* **Written exercise**
Below is a listing; reproduce each line of it exactly.

[Source data]
»»

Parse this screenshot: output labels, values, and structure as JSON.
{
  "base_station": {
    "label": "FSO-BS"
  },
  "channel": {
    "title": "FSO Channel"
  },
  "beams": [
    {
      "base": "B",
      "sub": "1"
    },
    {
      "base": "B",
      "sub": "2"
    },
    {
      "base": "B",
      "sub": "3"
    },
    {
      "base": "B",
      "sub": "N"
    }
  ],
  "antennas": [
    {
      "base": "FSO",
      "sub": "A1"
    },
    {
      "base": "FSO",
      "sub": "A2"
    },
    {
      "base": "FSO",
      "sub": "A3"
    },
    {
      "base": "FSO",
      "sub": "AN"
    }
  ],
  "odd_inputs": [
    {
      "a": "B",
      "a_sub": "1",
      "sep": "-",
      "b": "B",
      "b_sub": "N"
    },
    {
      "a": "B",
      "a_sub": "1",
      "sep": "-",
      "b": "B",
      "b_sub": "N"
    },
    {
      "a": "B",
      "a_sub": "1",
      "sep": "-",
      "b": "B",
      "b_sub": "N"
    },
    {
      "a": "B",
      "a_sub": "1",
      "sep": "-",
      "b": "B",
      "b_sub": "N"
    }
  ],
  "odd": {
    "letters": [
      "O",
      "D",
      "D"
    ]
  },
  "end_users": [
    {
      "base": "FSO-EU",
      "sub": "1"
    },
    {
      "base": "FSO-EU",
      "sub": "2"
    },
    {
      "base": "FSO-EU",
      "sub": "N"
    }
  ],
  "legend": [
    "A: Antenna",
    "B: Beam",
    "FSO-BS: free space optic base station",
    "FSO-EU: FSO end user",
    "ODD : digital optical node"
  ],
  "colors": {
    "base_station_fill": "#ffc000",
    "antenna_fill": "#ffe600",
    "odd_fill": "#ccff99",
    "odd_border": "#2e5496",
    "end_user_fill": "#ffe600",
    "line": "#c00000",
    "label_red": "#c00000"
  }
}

««

* **Written response**
Parse this screenshot: output labels, values, and structure as JSON.
{
  "base_station": {
    "label": "FSO-BS"
  },
  "channel": {
    "title": "FSO Channel"
  },
  "beams": [
    {
      "base": "B",
      "sub": "1"
    },
    {
      "base": "B",
      "sub": "2"
    },
    {
      "base": "B",
      "sub": "3"
    },
    {
      "base": "B",
      "sub": "N"
    }
  ],
  "antennas": [
    {
      "base": "FSO",
      "sub": "A1"
    },
    {
      "base": "FSO",
      "sub": "A2"
    },
    {
      "base": "FSO",
      "sub": "A3"
    },
    {
      "base": "FSO",
      "sub": "AN"
    }
  ],
  "odd_inputs": [
    {
      "a": "B",
      "a_sub": "1",
      "sep": "-",
      "b": "B",
      "b_sub": "N"
    },
    {
      "a": "B",
      "a_sub": "1",
      "sep": "-",
      "b": "B",
      "b_sub": "N"
    },
    {
      "a": "B",
      "a_sub": "1",
      "sep": "-",
      "b": "B",
      "b_sub": "N"
    },
    {
      "a": "B",
      "a_sub": "1",
      "sep": "-",
      "b": "B",
      "b_sub": "N"
    }
  ],
  "odd": {
    "letters": [
      "O",
      "D",
      "D"
    ]
  },
  "end_users": [
    {
      "base": "FSO-EU",
      "sub": "1"
    },
    {
      "base": "FSO-EU",
      "sub": "2"
    },
    {
      "base": "FSO-EU",
      "sub": "N"
    }
  ],
  "legend": [
    "A: Antenna",
    "B: Beam",
    "FSO-BS: free space optic base station",
    "FSO-EU: FSO end user",
    "ODD : digital optical node"
  ],
  "colors": {
    "base_station_fill": "#ffc000",
    "antenna_fill": "#ffe600",
    "odd_fill": "#ccff99",
    "odd_border": "#2e5496",
    "end_user_fill": "#ffe600",
    "line": "#c00000",
    "label_red": "#c00000"
  }
}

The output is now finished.